■ What is being asked
Output the data that follows exactly, line for line.
[Records start]
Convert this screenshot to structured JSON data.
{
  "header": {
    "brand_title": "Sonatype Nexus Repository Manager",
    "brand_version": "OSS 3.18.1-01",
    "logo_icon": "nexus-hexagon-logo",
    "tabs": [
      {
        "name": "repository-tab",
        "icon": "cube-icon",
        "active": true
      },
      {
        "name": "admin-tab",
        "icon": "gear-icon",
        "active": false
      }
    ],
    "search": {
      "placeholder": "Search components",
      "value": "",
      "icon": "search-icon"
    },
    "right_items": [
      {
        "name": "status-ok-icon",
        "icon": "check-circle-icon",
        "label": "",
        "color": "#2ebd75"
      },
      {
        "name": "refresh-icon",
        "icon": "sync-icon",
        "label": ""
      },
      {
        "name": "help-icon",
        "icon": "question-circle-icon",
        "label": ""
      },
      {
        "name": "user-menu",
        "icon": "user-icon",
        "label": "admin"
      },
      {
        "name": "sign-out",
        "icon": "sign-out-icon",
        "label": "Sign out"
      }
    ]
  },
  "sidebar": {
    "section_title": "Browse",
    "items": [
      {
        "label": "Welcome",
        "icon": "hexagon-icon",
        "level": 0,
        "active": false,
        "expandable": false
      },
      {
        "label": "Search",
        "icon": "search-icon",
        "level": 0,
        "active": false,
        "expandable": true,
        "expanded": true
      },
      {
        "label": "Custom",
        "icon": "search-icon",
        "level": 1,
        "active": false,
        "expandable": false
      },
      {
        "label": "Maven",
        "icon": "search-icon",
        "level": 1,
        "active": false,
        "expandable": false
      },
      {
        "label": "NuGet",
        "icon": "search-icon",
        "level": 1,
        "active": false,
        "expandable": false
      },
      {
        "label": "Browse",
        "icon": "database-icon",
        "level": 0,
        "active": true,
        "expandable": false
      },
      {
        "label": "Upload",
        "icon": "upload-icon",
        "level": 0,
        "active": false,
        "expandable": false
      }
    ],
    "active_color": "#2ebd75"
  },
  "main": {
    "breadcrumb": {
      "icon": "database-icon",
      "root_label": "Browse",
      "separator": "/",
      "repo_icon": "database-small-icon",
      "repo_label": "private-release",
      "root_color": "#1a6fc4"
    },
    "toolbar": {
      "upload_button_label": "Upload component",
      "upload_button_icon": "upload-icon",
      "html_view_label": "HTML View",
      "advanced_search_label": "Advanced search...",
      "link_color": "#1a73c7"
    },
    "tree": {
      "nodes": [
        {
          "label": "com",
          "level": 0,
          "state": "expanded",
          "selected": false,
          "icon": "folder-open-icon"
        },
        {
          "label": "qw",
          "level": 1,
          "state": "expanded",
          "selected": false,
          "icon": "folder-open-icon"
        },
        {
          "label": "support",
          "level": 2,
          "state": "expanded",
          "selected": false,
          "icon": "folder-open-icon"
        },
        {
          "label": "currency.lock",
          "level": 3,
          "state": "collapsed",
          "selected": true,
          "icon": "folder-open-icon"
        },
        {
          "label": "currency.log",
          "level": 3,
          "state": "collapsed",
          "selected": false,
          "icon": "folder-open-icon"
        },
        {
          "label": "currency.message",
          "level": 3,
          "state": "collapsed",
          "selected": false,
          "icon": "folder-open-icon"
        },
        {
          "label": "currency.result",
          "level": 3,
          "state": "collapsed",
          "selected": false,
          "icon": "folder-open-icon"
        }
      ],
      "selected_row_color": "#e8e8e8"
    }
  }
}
[Records end]
■ Answer for the task
Convert this screenshot to structured JSON data.
{
  "header": {
    "brand_title": "Sonatype Nexus Repository Manager",
    "brand_version": "OSS 3.18.1-01",
    "logo_icon": "nexus-hexagon-logo",
    "tabs": [
      {
        "name": "repository-tab",
        "icon": "cube-icon",
        "active": true
      },
      {
        "name": "admin-tab",
        "icon": "gear-icon",
        "active": false
      }
    ],
    "search": {
      "placeholder": "Search components",
      "value": "",
      "icon": "search-icon"
    },
    "right_items": [
      {
        "name": "status-ok-icon",
        "icon": "check-circle-icon",
        "label": "",
        "color": "#2ebd75"
      },
      {
        "name": "refresh-icon",
        "icon": "sync-icon",
        "label": ""
      },
      {
        "name": "help-icon",
        "icon": "question-circle-icon",
        "label": ""
      },
      {
        "name": "user-menu",
        "icon": "user-icon",
        "label": "admin"
      },
      {
        "name": "sign-out",
        "icon": "sign-out-icon",
        "label": "Sign out"
      }
    ]
  },
  "sidebar": {
    "section_title": "Browse",
    "items": [
      {
        "label": "Welcome",
        "icon": "hexagon-icon",
        "level": 0,
        "active": false,
        "expandable": false
      },
      {
        "label": "Search",
        "icon": "search-icon",
        "level": 0,
        "active": false,
        "expandable": true,
        "expanded": true
      },
      {
        "label": "Custom",
        "icon": "search-icon",
        "level": 1,
        "active": false,
        "expandable": false
      },
      {
        "label": "Maven",
        "icon": "search-icon",
        "level": 1,
        "active": false,
        "expandable": false
      },
      {
        "label": "NuGet",
        "icon": "search-icon",
        "level": 1,
        "active": false,
        "expandable": false
      },
      {
        "label": "Browse",
        "icon": "database-icon",
        "level": 0,
        "active": true,
        "expandable": false
      },
      {
        "label": "Upload",
        "icon": "upload-icon",
        "level": 0,
        "active": false,
        "expandable": false
      }
    ],
    "active_color": "#2ebd75"
  },
  "main": {
    "breadcrumb": {
      "icon": "database-icon",
      "root_label": "Browse",
      "separator": "/",
      "repo_icon": "database-small-icon",
      "repo_label": "private-release",
      "root_color": "#1a6fc4"
    },
    "toolbar": {
      "upload_button_label": "Upload component",
      "upload_button_icon": "upload-icon",
      "html_view_label": "HTML View",
      "advanced_search_label": "Advanced search...",
      "link_color": "#1a73c7"
    },
    "tree": {
      "nodes": [
        {
          "label": "com",
          "level": 0,
          "state": "expanded",
          "selected": false,
          "icon": "folder-open-icon"
        },
        {
          "label": "qw",
          "level": 1,
          "state": "expanded",
          "selected": false,
          "icon": "folder-open-icon"
        },
        {
          "label": "support",
          "level": 2,
          "state": "expanded",
          "selected": false,
          "icon": "folder-open-icon"
        },
        {
          "label": "currency.lock",
          "level": 3,
          "state": "collapsed",
          "selected": true,
          "icon": "folder-open-icon"
        },
        {
          "label": "currency.log",
          "level": 3,
          "state": "collapsed",
          "selected": false,
          "icon": "folder-open-icon"
        },
        {
          "label": "currency.message",
          "level": 3,
          "state": "collapsed",
          "selected": false,
          "icon": "folder-open-icon"
        },
        {
          "label": "currency.result",
          "level": 3,
          "state": "collapsed",
          "selected": false,
          "icon": "folder-open-icon"
        }
      ],
      "selected_row_color": "#e8e8e8"
    }
  }
}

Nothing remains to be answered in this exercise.